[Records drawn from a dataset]
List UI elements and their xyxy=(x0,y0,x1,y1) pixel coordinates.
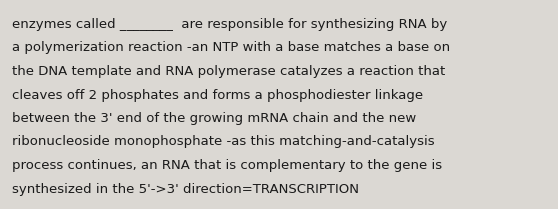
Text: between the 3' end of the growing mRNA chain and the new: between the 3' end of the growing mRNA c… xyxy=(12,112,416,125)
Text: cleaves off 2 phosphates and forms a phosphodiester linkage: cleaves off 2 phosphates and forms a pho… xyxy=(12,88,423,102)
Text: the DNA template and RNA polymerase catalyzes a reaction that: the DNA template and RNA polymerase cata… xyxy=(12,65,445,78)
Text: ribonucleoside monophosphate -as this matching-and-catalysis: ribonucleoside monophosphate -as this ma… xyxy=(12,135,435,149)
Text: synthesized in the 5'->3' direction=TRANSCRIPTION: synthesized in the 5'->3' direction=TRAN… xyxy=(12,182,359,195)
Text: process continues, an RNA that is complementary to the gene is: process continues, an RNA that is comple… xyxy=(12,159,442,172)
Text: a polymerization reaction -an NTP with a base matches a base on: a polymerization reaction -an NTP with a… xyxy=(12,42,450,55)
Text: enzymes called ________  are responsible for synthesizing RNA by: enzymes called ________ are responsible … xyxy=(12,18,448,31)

**EXERCISE GOAL:** Please transcribe all of the entries exactly and omit any picture they hold.

**ANSWER TO THIS PROBLEM:**
List UI elements and their xyxy=(x0,y0,x1,y1) pixel coordinates.
Text: between the 3' end of the growing mRNA chain and the new: between the 3' end of the growing mRNA c… xyxy=(12,112,416,125)
Text: cleaves off 2 phosphates and forms a phosphodiester linkage: cleaves off 2 phosphates and forms a pho… xyxy=(12,88,423,102)
Text: the DNA template and RNA polymerase catalyzes a reaction that: the DNA template and RNA polymerase cata… xyxy=(12,65,445,78)
Text: ribonucleoside monophosphate -as this matching-and-catalysis: ribonucleoside monophosphate -as this ma… xyxy=(12,135,435,149)
Text: synthesized in the 5'->3' direction=TRANSCRIPTION: synthesized in the 5'->3' direction=TRAN… xyxy=(12,182,359,195)
Text: process continues, an RNA that is complementary to the gene is: process continues, an RNA that is comple… xyxy=(12,159,442,172)
Text: a polymerization reaction -an NTP with a base matches a base on: a polymerization reaction -an NTP with a… xyxy=(12,42,450,55)
Text: enzymes called ________  are responsible for synthesizing RNA by: enzymes called ________ are responsible … xyxy=(12,18,448,31)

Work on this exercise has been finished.